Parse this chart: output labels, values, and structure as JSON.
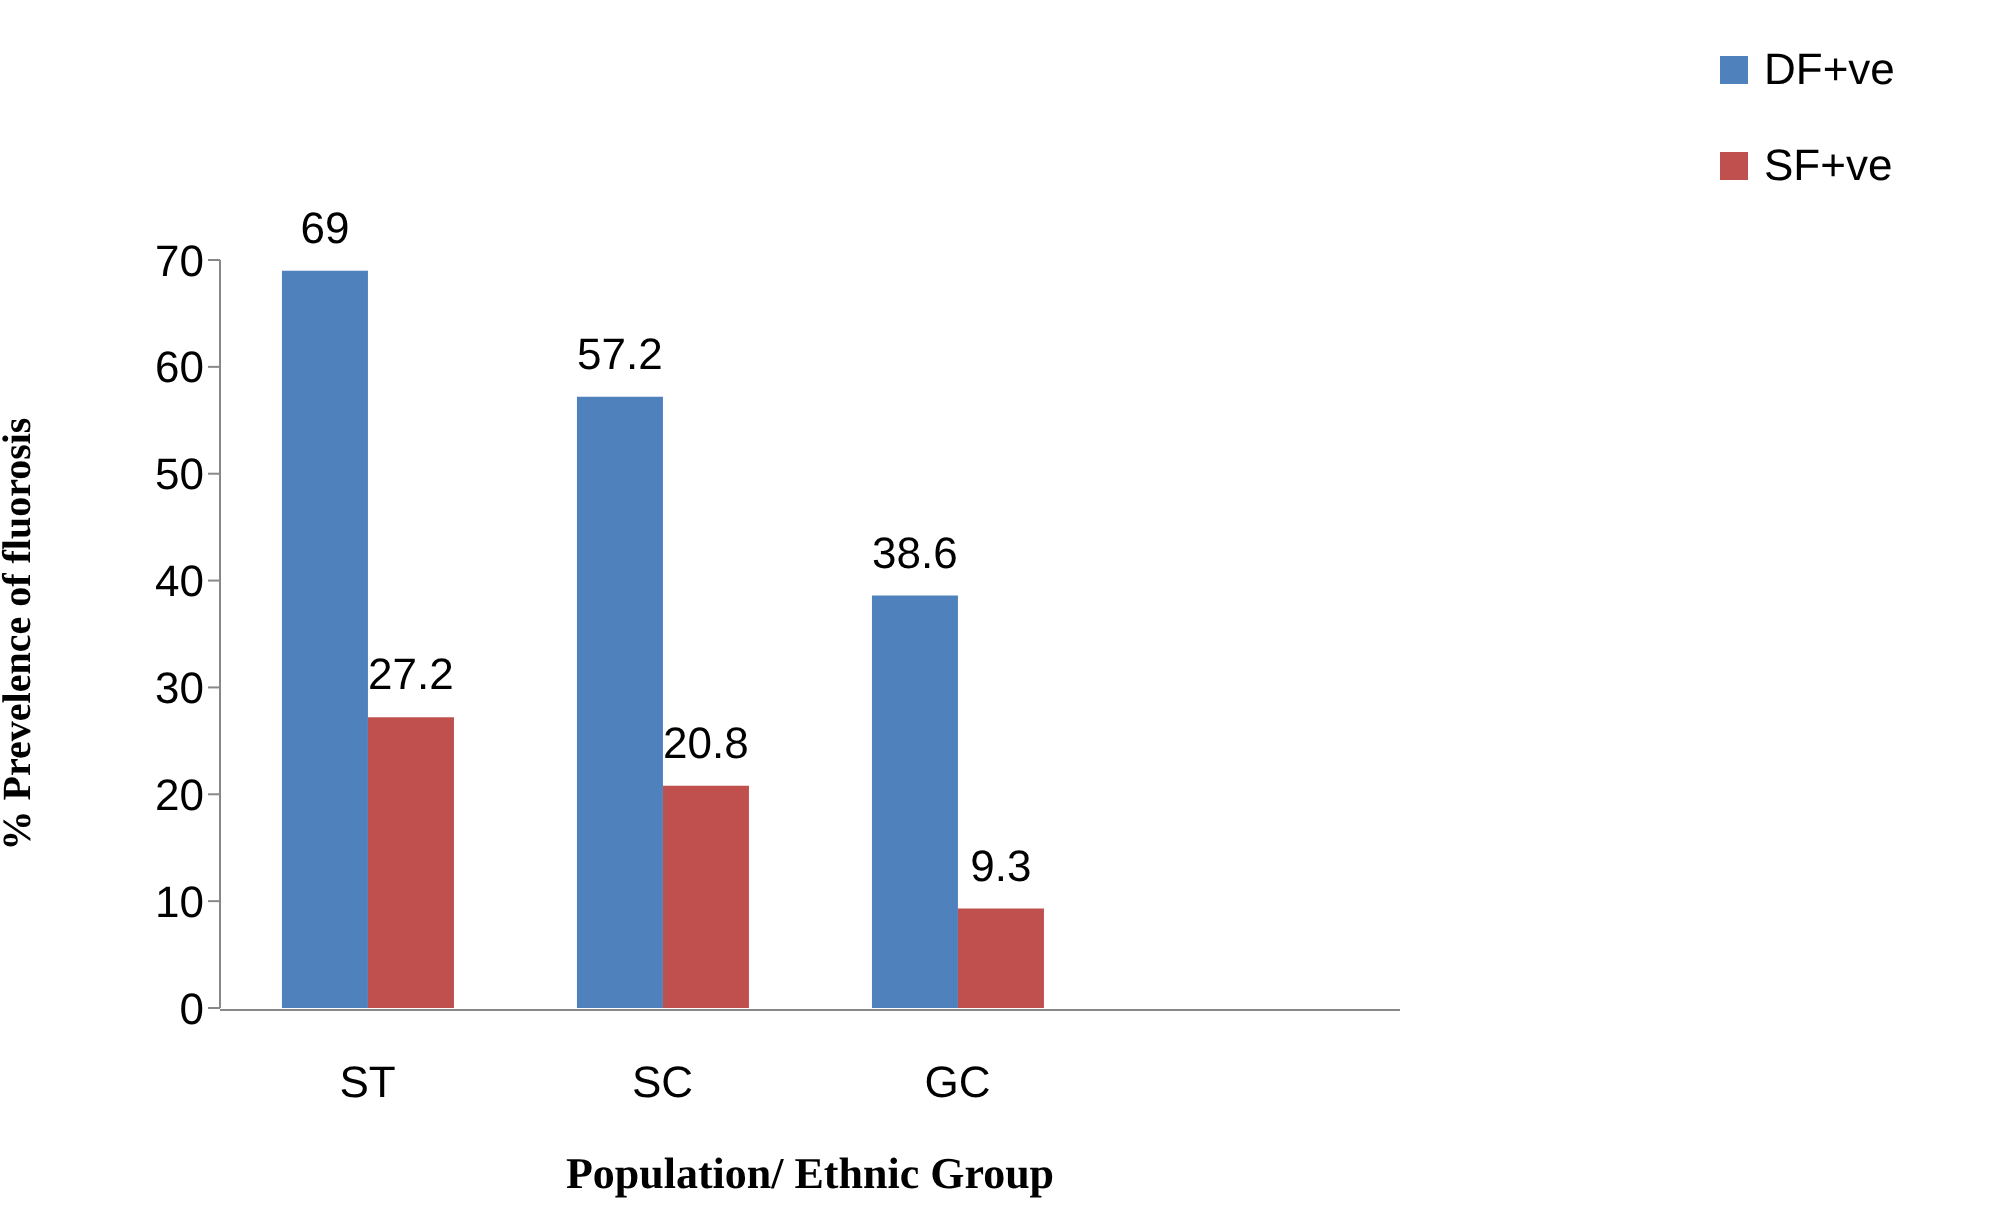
{
  "chart_data": {
    "type": "bar",
    "xlabel": "Population/ Ethnic Group",
    "ylabel": "% Prevelence of fluorosis",
    "categories": [
      "ST",
      "SC",
      "GC",
      null
    ],
    "series": [
      {
        "name": "DF+ve",
        "color": "#4f81bd",
        "values": [
          69,
          57.2,
          38.6,
          null
        ]
      },
      {
        "name": "SF+ve",
        "color": "#c0504d",
        "values": [
          27.2,
          20.8,
          9.3,
          null
        ]
      }
    ],
    "ylim": [
      0,
      70
    ],
    "yticks": [
      0,
      10,
      20,
      30,
      40,
      50,
      60,
      70
    ],
    "grid": false,
    "legend": "top right",
    "data_labels": true
  }
}
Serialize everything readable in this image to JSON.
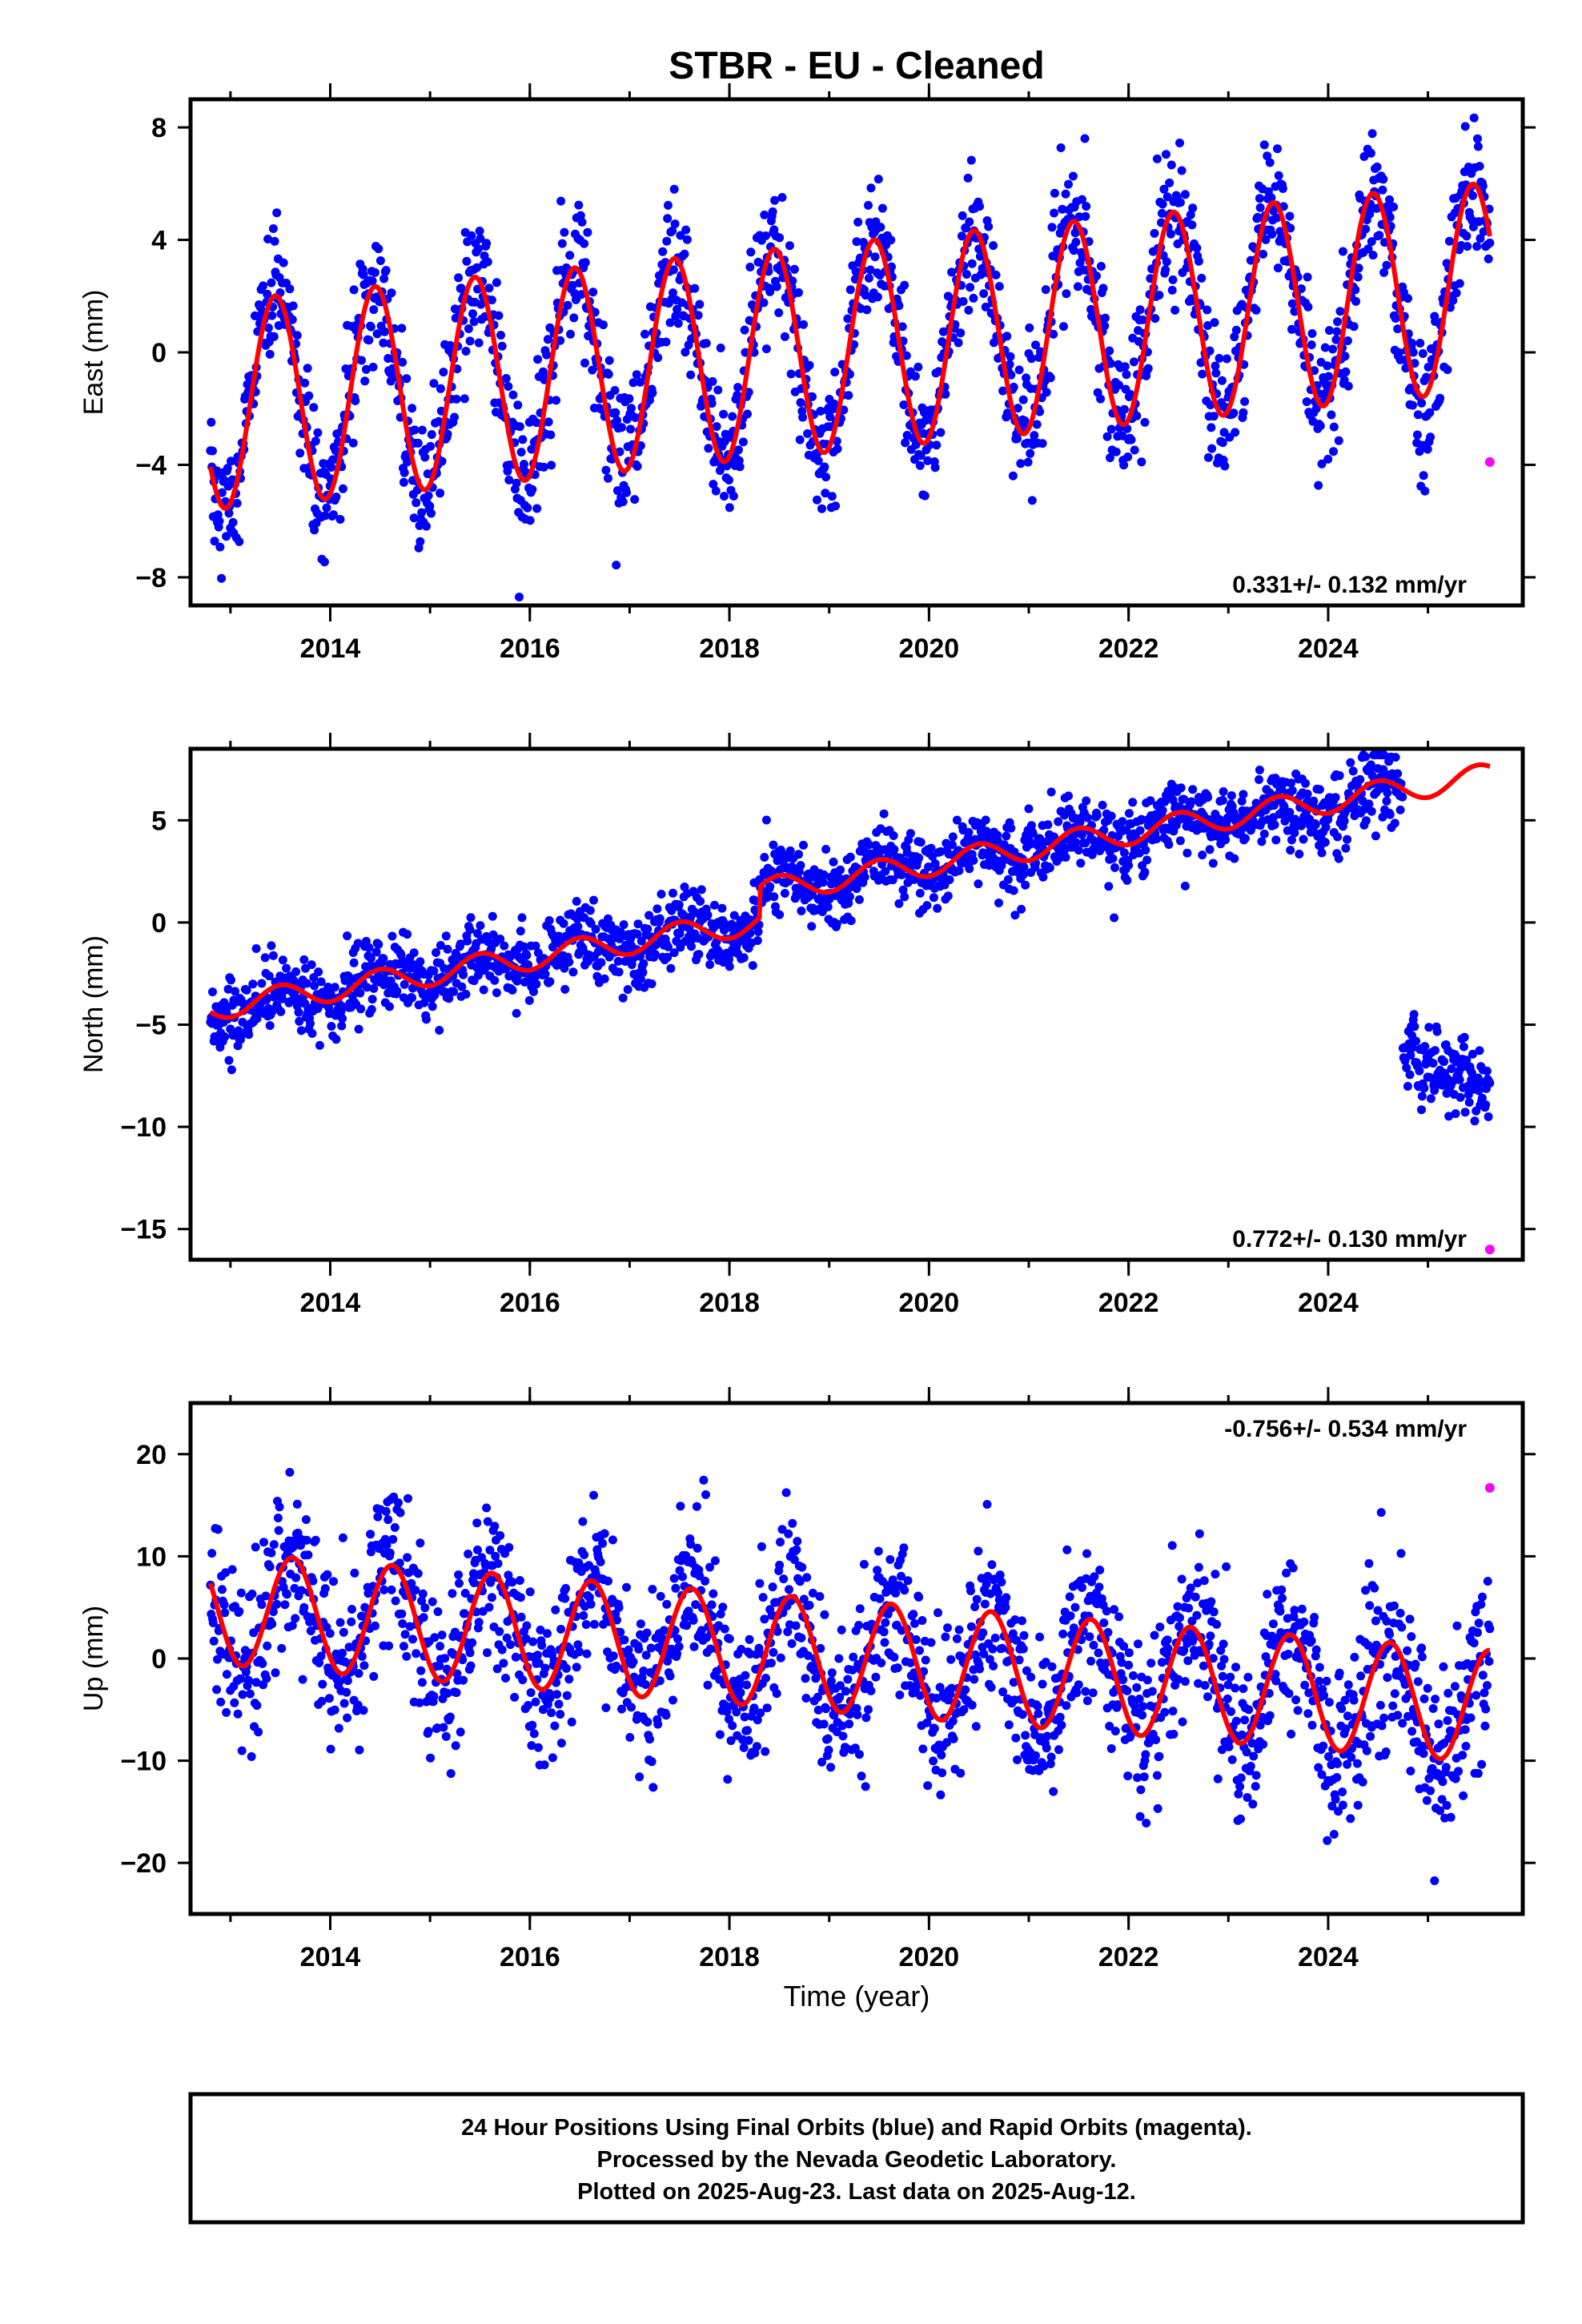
{
  "title": "STBR  - EU - Cleaned",
  "xlabel": "Time (year)",
  "footer": [
    "24 Hour Positions Using Final Orbits (blue) and Rapid Orbits (magenta).",
    "Processed by the Nevada Geodetic Laboratory.",
    "Plotted on 2025-Aug-23. Last data on 2025-Aug-12."
  ],
  "colors": {
    "final": "#0000ff",
    "rapid": "#ff00ff",
    "model": "#ff0000"
  },
  "chart_data": [
    {
      "type": "scatter",
      "ylabel": "East (mm)",
      "xlim": [
        2012.6,
        2025.95
      ],
      "ylim": [
        -9,
        9
      ],
      "xticks": [
        2014,
        2016,
        2018,
        2020,
        2022,
        2024
      ],
      "yticks": [
        -8,
        -4,
        0,
        4,
        8
      ],
      "rate_label": "0.331+/- 0.132 mm/yr",
      "rate_position": "bottom-right",
      "rapid_point": {
        "x": 2025.62,
        "y": -3.9
      },
      "final_series": {
        "x_range": [
          2012.8,
          2025.62
        ],
        "trend_start": -1.9,
        "trend_slope": 0.331,
        "annual_amplitude": 3.7,
        "peak_phase": 0.45,
        "noise": 1.2
      },
      "model": {
        "start": 2012.8,
        "end": 2025.62,
        "at_start": -5.5,
        "at_end": 3.3,
        "annual_amplitude": 3.7,
        "peak_phase": 0.45
      }
    },
    {
      "type": "scatter",
      "ylabel": "North (mm)",
      "xlim": [
        2012.6,
        2025.95
      ],
      "ylim": [
        -16.5,
        8.5
      ],
      "xticks": [
        2014,
        2016,
        2018,
        2020,
        2022,
        2024
      ],
      "yticks": [
        -15,
        -10,
        -5,
        0,
        5
      ],
      "rate_label": "0.772+/- 0.130 mm/yr",
      "rate_position": "bottom-right",
      "rapid_point": {
        "x": 2025.62,
        "y": -16.0
      },
      "final_series": {
        "x_range": [
          2012.8,
          2024.75
        ],
        "trend_start": -4.2,
        "trend_slope": 0.772,
        "offset_epoch": 2018.3,
        "offset_size": 1.5,
        "annual_amplitude": 0.6,
        "noise": 0.9
      },
      "offset_cluster": {
        "x_range": [
          2024.75,
          2025.62
        ],
        "y_start": -6.5,
        "y_end": -8.3,
        "noise": 0.9
      },
      "model": {
        "start": 2012.8,
        "end": 2025.62,
        "at_start": -4.7,
        "at_end": 5.2,
        "annual_amplitude": 0.6
      }
    },
    {
      "type": "scatter",
      "ylabel": "Up (mm)",
      "xlim": [
        2012.6,
        2025.95
      ],
      "ylim": [
        -25,
        25
      ],
      "xticks": [
        2014,
        2016,
        2018,
        2020,
        2022,
        2024
      ],
      "yticks": [
        -20,
        -10,
        0,
        10,
        20
      ],
      "rate_label": "-0.756+/- 0.534 mm/yr",
      "rate_position": "top-right",
      "rapid_point": {
        "x": 2025.62,
        "y": 16.7
      },
      "final_series": {
        "x_range": [
          2012.8,
          2025.62
        ],
        "trend_start": 5.0,
        "trend_slope": -0.756,
        "annual_amplitude": 5.5,
        "peak_phase": 0.62,
        "noise": 4.0
      },
      "model": {
        "start": 2012.8,
        "end": 2025.62,
        "at_start": 5.0,
        "at_end": 1.3,
        "annual_amplitude": 5.5,
        "peak_phase": 0.62
      }
    }
  ]
}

Written task: Quote all the lines above exactly as given. Do not include the pictures.

In response:
Parse this chart: output labels, values, and structure as JSON.
{
  "chart_data": {
    "type": "bar",
    "xlabel": "Population/ Ethnic Group",
    "ylabel": "% Prevelence of fluorosis",
    "categories": [
      "ST",
      "SC",
      "GC",
      null
    ],
    "series": [
      {
        "name": "DF+ve",
        "color": "#4f81bd",
        "values": [
          69,
          57.2,
          38.6,
          null
        ]
      },
      {
        "name": "SF+ve",
        "color": "#c0504d",
        "values": [
          27.2,
          20.8,
          9.3,
          null
        ]
      }
    ],
    "ylim": [
      0,
      70
    ],
    "yticks": [
      0,
      10,
      20,
      30,
      40,
      50,
      60,
      70
    ],
    "grid": false,
    "legend": "top right",
    "data_labels": true
  }
}
Serialize everything readable in this image to JSON.
{
  "title": "STBR  - EU - Cleaned",
  "xlabel": "Time (year)",
  "footer": [
    "24 Hour Positions Using Final Orbits (blue) and Rapid Orbits (magenta).",
    "Processed by the Nevada Geodetic Laboratory.",
    "Plotted on 2025-Aug-23. Last data on 2025-Aug-12."
  ],
  "colors": {
    "final": "#0000ff",
    "rapid": "#ff00ff",
    "model": "#ff0000"
  },
  "chart_data": [
    {
      "type": "scatter",
      "ylabel": "East (mm)",
      "xlim": [
        2012.6,
        2025.95
      ],
      "ylim": [
        -9,
        9
      ],
      "xticks": [
        2014,
        2016,
        2018,
        2020,
        2022,
        2024
      ],
      "yticks": [
        -8,
        -4,
        0,
        4,
        8
      ],
      "rate_label": "0.331+/- 0.132 mm/yr",
      "rate_position": "bottom-right",
      "rapid_point": {
        "x": 2025.62,
        "y": -3.9
      },
      "final_series": {
        "x_range": [
          2012.8,
          2025.62
        ],
        "trend_start": -1.9,
        "trend_slope": 0.331,
        "annual_amplitude": 3.7,
        "peak_phase": 0.45,
        "noise": 1.2
      },
      "model": {
        "start": 2012.8,
        "end": 2025.62,
        "at_start": -5.5,
        "at_end": 3.3,
        "annual_amplitude": 3.7,
        "peak_phase": 0.45
      }
    },
    {
      "type": "scatter",
      "ylabel": "North (mm)",
      "xlim": [
        2012.6,
        2025.95
      ],
      "ylim": [
        -16.5,
        8.5
      ],
      "xticks": [
        2014,
        2016,
        2018,
        2020,
        2022,
        2024
      ],
      "yticks": [
        -15,
        -10,
        -5,
        0,
        5
      ],
      "rate_label": "0.772+/- 0.130 mm/yr",
      "rate_position": "bottom-right",
      "rapid_point": {
        "x": 2025.62,
        "y": -16.0
      },
      "final_series": {
        "x_range": [
          2012.8,
          2024.75
        ],
        "trend_start": -4.2,
        "trend_slope": 0.772,
        "offset_epoch": 2018.3,
        "offset_size": 1.5,
        "annual_amplitude": 0.6,
        "noise": 0.9
      },
      "offset_cluster": {
        "x_range": [
          2024.75,
          2025.62
        ],
        "y_start": -6.5,
        "y_end": -8.3,
        "noise": 0.9
      },
      "model": {
        "start": 2012.8,
        "end": 2025.62,
        "at_start": -4.7,
        "at_end": 5.2,
        "annual_amplitude": 0.6
      }
    },
    {
      "type": "scatter",
      "ylabel": "Up (mm)",
      "xlim": [
        2012.6,
        2025.95
      ],
      "ylim": [
        -25,
        25
      ],
      "xticks": [
        2014,
        2016,
        2018,
        2020,
        2022,
        2024
      ],
      "yticks": [
        -20,
        -10,
        0,
        10,
        20
      ],
      "rate_label": "-0.756+/- 0.534 mm/yr",
      "rate_position": "top-right",
      "rapid_point": {
        "x": 2025.62,
        "y": 16.7
      },
      "final_series": {
        "x_range": [
          2012.8,
          2025.62
        ],
        "trend_start": 5.0,
        "trend_slope": -0.756,
        "annual_amplitude": 5.5,
        "peak_phase": 0.62,
        "noise": 4.0
      },
      "model": {
        "start": 2012.8,
        "end": 2025.62,
        "at_start": 5.0,
        "at_end": 1.3,
        "annual_amplitude": 5.5,
        "peak_phase": 0.62
      }
    }
  ]
}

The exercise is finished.